> **WHAT IS REQUIRED**:
Say how many lines contain the string "récentes". Give no other output.

--- START OF PROVIDED INFORMATION ---

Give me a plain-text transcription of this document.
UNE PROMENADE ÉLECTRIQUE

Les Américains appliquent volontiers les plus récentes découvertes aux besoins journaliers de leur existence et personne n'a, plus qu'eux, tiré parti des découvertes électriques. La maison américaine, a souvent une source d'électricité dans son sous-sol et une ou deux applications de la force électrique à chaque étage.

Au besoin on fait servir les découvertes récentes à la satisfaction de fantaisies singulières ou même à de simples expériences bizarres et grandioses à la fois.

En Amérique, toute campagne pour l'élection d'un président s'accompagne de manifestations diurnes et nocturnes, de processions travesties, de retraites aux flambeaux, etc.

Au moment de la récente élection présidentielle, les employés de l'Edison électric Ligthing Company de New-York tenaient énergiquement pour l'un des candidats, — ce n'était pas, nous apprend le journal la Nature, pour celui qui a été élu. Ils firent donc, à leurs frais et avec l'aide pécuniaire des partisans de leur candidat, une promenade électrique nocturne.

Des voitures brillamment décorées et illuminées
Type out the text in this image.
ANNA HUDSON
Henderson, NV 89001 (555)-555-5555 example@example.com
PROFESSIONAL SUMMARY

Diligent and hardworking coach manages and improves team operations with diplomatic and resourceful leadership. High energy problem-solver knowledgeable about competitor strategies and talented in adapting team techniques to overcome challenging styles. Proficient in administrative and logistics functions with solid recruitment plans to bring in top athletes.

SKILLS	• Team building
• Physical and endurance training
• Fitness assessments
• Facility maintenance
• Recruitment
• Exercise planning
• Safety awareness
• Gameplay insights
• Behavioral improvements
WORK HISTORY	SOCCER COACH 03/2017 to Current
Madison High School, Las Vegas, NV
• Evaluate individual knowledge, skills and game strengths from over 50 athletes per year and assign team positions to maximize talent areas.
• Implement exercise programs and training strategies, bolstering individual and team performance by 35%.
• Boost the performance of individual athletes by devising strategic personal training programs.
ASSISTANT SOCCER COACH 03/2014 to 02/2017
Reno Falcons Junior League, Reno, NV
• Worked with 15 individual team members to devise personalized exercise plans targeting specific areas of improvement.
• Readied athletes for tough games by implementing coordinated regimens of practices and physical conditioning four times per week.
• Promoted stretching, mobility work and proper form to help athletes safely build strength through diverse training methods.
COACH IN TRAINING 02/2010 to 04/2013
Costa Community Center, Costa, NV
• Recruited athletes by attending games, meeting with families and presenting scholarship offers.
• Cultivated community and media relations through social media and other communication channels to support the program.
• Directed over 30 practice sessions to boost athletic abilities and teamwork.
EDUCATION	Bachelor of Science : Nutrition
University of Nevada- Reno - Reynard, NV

--- END OF PROVIDED INFORMATION ---

> **TASK SOLUTION**:
2